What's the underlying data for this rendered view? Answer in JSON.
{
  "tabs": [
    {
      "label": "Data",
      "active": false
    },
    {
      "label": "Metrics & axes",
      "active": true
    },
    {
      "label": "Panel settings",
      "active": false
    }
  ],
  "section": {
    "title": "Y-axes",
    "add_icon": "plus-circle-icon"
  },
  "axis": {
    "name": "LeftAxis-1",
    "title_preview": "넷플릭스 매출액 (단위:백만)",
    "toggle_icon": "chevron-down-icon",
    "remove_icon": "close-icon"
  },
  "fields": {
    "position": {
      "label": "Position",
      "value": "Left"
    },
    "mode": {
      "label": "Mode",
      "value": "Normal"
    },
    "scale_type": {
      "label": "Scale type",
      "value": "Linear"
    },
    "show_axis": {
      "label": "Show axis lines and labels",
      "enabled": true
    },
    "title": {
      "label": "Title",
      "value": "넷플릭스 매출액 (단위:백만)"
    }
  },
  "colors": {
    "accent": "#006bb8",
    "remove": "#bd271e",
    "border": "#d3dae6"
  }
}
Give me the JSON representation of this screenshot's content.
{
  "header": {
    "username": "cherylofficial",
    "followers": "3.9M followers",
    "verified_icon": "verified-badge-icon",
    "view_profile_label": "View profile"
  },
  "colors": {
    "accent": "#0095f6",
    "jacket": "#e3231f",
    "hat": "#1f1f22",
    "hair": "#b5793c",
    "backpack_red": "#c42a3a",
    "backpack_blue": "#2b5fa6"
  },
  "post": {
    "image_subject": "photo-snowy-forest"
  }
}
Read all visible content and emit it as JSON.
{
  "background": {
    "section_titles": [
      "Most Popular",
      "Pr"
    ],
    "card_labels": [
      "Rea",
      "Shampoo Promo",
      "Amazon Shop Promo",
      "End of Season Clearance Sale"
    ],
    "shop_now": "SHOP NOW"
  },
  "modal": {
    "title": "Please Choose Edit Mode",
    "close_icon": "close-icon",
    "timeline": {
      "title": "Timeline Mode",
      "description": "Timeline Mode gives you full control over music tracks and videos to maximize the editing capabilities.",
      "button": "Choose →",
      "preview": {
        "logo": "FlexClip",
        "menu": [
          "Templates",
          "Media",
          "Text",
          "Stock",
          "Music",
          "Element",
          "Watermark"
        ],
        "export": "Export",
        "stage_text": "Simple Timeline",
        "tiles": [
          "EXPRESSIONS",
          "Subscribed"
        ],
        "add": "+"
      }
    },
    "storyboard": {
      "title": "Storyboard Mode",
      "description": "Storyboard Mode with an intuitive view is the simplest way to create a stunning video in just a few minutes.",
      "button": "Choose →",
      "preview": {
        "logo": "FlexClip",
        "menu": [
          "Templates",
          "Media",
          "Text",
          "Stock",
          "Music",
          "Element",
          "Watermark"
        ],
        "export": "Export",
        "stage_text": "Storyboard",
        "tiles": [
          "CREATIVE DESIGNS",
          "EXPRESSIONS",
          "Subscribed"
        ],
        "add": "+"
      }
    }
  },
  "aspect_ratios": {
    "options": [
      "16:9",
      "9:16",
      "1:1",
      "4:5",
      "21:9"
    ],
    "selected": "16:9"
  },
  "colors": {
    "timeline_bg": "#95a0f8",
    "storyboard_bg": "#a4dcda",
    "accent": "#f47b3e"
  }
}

» Prompt:
From the entries above, extract each line containing "this".

» Correct output:
What's the underlying data for this rendered view? Answer in JSON.
Give me the JSON representation of this screenshot's content.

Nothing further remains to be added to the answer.